What is required:
Reproduce the records below in their entirety, character for character.
—————
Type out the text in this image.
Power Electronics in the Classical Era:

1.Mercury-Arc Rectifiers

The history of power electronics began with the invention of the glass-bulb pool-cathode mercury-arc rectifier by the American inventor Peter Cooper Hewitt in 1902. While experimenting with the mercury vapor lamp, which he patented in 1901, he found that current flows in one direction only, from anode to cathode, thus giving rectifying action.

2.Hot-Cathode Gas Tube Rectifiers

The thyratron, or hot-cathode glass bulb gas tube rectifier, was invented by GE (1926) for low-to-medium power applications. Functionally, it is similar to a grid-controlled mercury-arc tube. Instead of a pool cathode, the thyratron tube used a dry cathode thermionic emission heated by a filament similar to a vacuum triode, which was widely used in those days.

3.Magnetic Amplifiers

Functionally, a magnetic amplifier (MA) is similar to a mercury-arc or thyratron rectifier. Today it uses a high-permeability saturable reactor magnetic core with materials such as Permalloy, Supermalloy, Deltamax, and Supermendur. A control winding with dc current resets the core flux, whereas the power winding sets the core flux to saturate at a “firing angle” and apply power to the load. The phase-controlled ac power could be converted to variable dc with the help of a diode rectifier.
—————
Reply to the task:
Type out the text in this image.
Power Electronics in the Classical Era:

1.Mercury-Arc Rectifiers

The history of power electronics began with the invention of the glass-bulb pool-cathode mercury-arc rectifier by the American inventor Peter Cooper Hewitt in 1902. While experimenting with the mercury vapor lamp, which he patented in 1901, he found that current flows in one direction only, from anode to cathode, thus giving rectifying action.

2.Hot-Cathode Gas Tube Rectifiers

The thyratron, or hot-cathode glass bulb gas tube rectifier, was invented by GE (1926) for low-to-medium power applications. Functionally, it is similar to a grid-controlled mercury-arc tube. Instead of a pool cathode, the thyratron tube used a dry cathode thermionic emission heated by a filament similar to a vacuum triode, which was widely used in those days.

3.Magnetic Amplifiers

Functionally, a magnetic amplifier (MA) is similar to a mercury-arc or thyratron rectifier. Today it uses a high-permeability saturable reactor magnetic core with materials such as Permalloy, Supermalloy, Deltamax, and Supermendur. A control winding with dc current resets the core flux, whereas the power winding sets the core flux to saturate at a “firing angle” and apply power to the load. The phase-controlled ac power could be converted to variable dc with the help of a diode rectifier.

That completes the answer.